- [Written exercise]: What is the number of lines in the entries below that include the word "Wind"? Provide the number only.

◆ ◆ ◆ ◆

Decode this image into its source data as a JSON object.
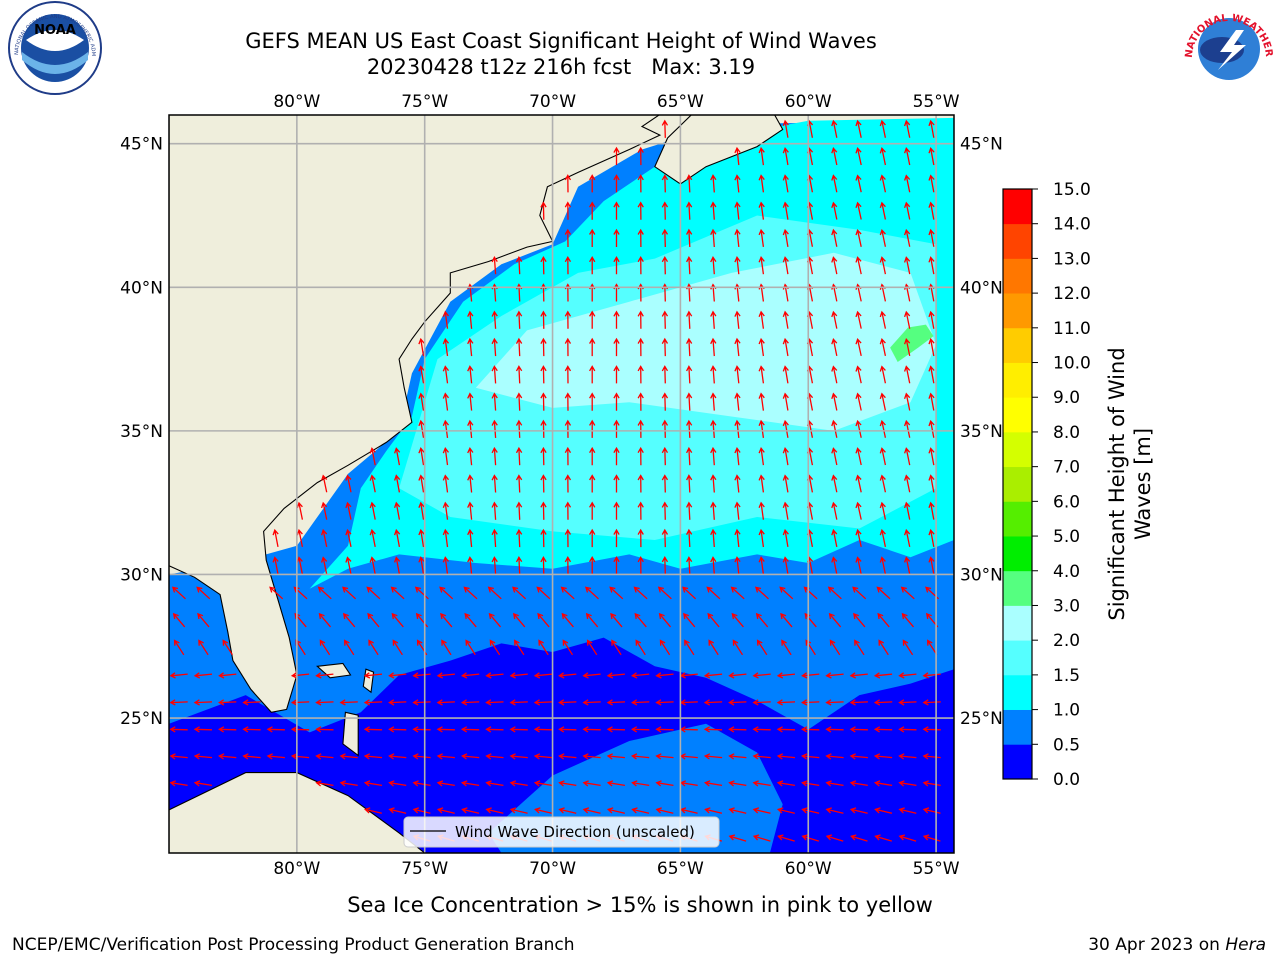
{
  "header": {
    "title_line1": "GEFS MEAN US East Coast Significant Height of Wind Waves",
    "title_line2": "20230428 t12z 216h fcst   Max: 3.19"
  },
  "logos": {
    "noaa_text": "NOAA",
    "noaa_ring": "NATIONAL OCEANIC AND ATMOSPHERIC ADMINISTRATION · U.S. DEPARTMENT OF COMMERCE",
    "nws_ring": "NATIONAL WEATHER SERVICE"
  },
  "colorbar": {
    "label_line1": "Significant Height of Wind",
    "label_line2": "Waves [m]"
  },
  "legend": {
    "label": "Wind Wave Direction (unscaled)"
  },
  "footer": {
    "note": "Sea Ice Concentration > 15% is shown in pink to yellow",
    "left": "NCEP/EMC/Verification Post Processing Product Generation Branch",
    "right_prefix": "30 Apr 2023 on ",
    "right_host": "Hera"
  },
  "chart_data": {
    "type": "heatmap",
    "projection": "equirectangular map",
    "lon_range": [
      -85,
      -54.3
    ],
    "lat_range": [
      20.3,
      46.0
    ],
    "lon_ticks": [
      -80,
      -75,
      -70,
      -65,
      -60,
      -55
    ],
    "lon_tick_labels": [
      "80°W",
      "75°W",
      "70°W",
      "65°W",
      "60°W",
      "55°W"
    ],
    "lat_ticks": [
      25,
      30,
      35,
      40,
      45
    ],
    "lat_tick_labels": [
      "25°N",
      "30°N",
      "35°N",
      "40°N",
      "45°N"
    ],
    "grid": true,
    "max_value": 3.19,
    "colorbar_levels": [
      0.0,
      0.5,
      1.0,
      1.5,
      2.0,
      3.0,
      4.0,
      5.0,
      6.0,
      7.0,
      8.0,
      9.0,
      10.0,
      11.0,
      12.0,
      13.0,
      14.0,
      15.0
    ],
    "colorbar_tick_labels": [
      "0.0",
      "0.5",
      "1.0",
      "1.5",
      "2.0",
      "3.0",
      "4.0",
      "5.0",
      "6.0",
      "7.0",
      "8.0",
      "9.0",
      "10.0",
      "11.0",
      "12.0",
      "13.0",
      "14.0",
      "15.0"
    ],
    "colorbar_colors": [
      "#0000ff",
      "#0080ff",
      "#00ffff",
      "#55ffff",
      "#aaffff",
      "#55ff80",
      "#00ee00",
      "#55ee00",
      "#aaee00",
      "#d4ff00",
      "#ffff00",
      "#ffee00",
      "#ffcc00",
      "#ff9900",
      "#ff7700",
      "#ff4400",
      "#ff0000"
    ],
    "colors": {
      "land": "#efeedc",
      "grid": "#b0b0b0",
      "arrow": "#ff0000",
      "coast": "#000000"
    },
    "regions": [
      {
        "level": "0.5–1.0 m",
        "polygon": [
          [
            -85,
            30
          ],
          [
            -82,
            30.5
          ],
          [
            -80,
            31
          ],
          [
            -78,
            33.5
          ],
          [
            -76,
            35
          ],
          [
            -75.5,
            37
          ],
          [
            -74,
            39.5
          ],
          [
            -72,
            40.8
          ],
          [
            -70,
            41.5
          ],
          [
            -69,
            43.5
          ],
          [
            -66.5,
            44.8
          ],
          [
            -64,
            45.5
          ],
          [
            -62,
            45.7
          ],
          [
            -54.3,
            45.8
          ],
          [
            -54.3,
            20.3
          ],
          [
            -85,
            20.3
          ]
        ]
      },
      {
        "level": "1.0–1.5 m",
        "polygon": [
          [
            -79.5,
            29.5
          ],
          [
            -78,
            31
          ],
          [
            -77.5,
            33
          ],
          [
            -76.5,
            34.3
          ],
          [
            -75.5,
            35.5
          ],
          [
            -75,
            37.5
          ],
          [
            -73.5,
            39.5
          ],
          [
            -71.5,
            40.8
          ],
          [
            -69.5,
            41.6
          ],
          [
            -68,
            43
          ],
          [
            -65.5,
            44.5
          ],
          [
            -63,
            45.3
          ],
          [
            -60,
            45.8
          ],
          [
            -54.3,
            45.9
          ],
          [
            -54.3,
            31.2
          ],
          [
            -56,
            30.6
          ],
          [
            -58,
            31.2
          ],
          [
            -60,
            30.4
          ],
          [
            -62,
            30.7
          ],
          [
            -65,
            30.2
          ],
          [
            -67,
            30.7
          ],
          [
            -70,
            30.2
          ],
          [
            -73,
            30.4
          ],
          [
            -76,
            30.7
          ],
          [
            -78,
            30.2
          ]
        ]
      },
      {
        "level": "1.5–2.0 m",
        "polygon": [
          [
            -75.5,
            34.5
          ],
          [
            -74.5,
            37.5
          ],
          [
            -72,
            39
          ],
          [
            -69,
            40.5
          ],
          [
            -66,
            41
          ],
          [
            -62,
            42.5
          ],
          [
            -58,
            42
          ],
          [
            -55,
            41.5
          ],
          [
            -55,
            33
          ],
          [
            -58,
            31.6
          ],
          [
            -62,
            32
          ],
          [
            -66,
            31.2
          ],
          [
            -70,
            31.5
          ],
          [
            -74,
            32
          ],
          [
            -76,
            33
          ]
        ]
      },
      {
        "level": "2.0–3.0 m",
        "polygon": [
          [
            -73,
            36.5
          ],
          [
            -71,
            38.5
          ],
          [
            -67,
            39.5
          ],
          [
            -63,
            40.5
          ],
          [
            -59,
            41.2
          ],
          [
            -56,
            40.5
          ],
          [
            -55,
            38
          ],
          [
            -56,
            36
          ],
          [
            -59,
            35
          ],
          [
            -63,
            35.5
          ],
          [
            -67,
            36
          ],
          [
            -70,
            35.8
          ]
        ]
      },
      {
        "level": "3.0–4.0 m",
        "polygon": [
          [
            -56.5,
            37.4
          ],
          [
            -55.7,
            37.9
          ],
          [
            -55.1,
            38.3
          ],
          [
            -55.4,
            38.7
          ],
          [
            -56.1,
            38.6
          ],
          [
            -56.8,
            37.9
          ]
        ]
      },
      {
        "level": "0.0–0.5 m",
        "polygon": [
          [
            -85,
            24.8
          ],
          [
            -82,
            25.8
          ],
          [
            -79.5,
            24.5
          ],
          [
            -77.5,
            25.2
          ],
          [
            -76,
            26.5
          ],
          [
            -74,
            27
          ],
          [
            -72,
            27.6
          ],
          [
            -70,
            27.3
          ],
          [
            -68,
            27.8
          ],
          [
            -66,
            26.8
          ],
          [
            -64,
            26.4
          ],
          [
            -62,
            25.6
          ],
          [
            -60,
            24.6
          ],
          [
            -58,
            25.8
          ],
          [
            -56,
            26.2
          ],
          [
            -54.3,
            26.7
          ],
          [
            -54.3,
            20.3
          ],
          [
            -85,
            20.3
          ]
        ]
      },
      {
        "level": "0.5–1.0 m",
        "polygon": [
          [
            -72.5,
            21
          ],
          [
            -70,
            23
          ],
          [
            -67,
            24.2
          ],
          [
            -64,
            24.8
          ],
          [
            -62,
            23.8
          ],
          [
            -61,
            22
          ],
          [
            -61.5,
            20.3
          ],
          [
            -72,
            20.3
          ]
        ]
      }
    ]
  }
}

◆ ◆ ◆ ◆

- [Task answer]: 3